* [Work to do] Count the lines in the records below that contain the word "this", and reply with only that number.

------ Records for processing

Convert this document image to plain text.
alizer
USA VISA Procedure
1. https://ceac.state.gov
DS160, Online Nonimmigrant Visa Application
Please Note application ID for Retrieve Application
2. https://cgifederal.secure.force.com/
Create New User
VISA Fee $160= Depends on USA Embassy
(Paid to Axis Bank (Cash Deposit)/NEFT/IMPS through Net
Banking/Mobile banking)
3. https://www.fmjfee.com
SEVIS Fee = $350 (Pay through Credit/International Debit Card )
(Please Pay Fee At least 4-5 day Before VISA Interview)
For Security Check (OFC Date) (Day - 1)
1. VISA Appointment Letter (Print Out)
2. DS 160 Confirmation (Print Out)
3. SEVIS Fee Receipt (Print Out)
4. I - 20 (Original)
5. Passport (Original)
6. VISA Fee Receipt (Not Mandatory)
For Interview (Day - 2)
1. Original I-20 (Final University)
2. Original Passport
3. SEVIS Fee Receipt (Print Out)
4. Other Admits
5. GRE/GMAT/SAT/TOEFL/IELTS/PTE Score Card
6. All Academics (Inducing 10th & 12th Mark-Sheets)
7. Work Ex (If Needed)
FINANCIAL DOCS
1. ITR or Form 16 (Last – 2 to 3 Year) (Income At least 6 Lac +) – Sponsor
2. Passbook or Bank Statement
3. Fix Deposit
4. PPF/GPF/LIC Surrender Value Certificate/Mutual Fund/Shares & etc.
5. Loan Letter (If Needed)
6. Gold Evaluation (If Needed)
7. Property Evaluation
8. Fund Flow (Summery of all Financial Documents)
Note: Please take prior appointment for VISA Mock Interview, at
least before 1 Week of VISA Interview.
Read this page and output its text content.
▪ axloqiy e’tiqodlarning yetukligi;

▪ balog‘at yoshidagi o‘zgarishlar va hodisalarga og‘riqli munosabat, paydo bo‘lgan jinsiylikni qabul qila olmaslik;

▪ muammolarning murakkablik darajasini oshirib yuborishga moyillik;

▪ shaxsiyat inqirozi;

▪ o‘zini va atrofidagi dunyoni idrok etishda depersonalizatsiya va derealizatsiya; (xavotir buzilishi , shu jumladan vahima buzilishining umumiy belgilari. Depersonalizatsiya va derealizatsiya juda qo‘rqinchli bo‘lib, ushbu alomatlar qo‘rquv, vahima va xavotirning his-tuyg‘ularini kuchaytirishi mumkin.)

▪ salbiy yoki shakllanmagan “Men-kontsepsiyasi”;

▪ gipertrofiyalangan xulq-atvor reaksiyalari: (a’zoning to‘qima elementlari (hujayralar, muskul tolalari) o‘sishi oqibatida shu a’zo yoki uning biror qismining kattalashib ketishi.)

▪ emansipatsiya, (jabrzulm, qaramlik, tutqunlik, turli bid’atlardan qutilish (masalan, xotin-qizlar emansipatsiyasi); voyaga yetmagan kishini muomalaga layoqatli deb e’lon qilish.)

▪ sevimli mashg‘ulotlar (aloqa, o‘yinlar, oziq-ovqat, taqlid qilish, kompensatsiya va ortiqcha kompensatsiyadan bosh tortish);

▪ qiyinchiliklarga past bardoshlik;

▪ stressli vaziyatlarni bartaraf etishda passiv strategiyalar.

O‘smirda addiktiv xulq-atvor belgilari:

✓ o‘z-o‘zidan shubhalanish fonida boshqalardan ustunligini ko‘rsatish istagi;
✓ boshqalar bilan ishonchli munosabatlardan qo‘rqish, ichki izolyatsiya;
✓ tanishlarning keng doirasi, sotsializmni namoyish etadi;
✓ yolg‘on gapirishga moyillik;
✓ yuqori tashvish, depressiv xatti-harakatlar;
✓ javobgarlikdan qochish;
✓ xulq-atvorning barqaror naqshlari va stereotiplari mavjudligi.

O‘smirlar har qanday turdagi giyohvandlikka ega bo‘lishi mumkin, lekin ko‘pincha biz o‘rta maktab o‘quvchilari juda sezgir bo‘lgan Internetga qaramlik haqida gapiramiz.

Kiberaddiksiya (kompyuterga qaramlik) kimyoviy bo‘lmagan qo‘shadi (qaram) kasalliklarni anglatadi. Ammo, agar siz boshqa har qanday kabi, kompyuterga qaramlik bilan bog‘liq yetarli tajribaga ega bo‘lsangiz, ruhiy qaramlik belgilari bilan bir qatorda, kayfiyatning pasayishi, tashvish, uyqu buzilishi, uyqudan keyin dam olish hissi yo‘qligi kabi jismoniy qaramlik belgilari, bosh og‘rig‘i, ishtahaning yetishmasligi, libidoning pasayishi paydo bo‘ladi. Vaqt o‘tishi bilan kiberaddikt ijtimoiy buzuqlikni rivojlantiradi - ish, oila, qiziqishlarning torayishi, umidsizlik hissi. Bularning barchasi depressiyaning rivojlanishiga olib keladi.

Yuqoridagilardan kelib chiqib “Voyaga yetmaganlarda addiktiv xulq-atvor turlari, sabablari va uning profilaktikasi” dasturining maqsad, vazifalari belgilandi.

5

------------

* [Expected output] 2